Copy all lines that contain the word "Tage".

■ **Dataset content**
########################################

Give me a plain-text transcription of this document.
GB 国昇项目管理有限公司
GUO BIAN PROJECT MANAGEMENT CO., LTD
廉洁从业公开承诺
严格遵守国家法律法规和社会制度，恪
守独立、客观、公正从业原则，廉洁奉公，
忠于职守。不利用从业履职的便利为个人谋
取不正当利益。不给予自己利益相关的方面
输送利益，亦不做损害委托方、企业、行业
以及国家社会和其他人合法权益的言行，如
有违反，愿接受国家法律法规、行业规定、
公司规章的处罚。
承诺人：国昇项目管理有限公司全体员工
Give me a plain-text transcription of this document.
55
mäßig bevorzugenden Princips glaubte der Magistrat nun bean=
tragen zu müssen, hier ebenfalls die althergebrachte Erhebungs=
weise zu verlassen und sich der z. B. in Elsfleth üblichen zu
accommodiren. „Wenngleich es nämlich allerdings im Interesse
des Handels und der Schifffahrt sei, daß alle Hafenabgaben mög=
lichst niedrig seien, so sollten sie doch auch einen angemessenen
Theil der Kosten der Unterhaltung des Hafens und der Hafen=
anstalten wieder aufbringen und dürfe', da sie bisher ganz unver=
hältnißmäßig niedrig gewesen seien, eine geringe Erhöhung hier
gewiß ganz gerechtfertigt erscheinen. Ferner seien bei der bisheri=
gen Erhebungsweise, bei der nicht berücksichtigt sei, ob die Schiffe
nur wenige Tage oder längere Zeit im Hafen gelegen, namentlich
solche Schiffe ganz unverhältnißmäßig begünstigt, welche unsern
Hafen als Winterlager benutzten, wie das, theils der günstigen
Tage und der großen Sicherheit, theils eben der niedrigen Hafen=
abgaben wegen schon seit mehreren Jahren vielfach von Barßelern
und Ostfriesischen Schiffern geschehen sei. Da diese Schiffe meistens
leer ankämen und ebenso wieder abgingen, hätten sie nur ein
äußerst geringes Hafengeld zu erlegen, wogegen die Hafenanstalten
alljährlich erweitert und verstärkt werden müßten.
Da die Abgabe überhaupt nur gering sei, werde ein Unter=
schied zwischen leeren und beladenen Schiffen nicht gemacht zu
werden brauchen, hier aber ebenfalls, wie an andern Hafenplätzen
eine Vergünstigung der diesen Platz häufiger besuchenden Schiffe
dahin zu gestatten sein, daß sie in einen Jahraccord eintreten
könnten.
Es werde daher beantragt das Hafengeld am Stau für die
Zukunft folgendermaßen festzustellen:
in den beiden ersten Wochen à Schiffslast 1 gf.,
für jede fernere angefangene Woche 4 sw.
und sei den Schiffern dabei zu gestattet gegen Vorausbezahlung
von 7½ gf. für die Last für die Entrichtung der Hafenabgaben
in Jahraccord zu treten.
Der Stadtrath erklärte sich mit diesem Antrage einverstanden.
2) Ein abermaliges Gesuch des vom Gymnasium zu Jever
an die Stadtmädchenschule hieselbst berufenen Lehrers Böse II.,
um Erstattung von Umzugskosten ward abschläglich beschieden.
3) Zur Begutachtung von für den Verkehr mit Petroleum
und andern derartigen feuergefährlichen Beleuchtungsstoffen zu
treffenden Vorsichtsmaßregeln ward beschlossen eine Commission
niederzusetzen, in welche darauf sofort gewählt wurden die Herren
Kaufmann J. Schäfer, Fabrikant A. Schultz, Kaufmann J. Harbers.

########################################

■ **Right answer**
nur wenige Tage oder längere Zeit im Hafen gelegen, namentlich
Tage und der großen Sicherheit, theils eben der niedrigen Hafen=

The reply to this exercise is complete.